→ What to do
Work out how many lines below contain the word "länge", then give that number alone.

[Document page transcription items]
+ + + + +
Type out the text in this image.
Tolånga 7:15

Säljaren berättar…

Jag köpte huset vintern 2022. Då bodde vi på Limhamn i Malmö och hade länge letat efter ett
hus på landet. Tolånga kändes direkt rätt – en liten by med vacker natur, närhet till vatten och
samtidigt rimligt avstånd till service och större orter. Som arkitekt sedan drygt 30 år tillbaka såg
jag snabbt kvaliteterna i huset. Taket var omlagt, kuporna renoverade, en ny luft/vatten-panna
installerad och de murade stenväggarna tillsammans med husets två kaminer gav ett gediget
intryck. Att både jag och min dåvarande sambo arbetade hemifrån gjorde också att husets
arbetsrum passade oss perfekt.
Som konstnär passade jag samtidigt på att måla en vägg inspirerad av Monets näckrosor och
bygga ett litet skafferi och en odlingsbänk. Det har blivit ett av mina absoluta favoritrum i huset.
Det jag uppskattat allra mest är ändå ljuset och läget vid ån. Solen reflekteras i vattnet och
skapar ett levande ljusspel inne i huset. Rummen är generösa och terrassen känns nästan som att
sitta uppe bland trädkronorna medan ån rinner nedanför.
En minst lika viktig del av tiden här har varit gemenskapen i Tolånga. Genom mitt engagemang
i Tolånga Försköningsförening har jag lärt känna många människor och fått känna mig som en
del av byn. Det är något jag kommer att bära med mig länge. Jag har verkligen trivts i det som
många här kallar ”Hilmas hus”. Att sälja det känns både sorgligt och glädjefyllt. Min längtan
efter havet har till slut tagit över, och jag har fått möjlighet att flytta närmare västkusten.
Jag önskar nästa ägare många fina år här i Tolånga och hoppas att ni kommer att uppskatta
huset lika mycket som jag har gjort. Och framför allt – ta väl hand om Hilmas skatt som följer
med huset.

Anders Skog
+ + + + +
→ Reply to the task
2